*PROBLEM DETAILS*. In the material below, count the lines with the word "developed" and state that number only.
__________
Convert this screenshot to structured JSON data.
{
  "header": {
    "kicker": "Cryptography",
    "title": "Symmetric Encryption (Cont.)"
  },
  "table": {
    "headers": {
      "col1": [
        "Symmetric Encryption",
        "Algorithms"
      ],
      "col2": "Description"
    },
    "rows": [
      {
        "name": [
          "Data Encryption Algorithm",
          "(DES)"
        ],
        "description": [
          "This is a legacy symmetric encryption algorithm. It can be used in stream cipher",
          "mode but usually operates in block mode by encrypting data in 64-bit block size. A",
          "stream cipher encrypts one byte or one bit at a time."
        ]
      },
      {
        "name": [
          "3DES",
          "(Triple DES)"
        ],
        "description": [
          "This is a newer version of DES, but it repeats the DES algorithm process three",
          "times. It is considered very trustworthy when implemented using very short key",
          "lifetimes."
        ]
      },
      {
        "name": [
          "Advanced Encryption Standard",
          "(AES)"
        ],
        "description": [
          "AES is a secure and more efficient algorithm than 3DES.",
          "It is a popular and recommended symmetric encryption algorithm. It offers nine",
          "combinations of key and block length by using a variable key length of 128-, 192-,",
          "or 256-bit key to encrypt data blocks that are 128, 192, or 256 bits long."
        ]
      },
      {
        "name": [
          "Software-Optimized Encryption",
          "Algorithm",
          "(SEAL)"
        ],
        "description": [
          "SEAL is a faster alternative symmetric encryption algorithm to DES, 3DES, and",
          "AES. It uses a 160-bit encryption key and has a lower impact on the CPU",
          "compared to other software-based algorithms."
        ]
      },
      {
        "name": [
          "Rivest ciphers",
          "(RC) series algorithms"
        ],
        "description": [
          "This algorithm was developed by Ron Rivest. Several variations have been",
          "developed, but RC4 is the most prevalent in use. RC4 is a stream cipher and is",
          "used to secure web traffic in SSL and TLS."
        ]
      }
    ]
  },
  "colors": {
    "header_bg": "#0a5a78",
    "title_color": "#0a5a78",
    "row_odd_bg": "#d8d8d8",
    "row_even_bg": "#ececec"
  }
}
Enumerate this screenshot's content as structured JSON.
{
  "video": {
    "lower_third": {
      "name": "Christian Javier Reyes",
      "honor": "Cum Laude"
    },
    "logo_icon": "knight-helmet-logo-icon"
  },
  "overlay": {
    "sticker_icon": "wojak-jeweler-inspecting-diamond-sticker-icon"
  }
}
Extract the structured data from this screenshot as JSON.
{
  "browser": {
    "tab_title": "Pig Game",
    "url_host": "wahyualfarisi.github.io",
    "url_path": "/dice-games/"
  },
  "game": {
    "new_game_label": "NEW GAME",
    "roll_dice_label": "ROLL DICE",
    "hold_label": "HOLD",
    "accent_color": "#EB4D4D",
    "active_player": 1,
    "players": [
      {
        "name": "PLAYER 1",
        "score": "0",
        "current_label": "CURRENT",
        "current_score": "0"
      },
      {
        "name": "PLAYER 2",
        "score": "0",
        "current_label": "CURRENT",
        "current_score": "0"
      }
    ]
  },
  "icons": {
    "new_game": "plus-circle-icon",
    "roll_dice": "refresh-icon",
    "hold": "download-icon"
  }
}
__________
*FULL SOLUTION*. 2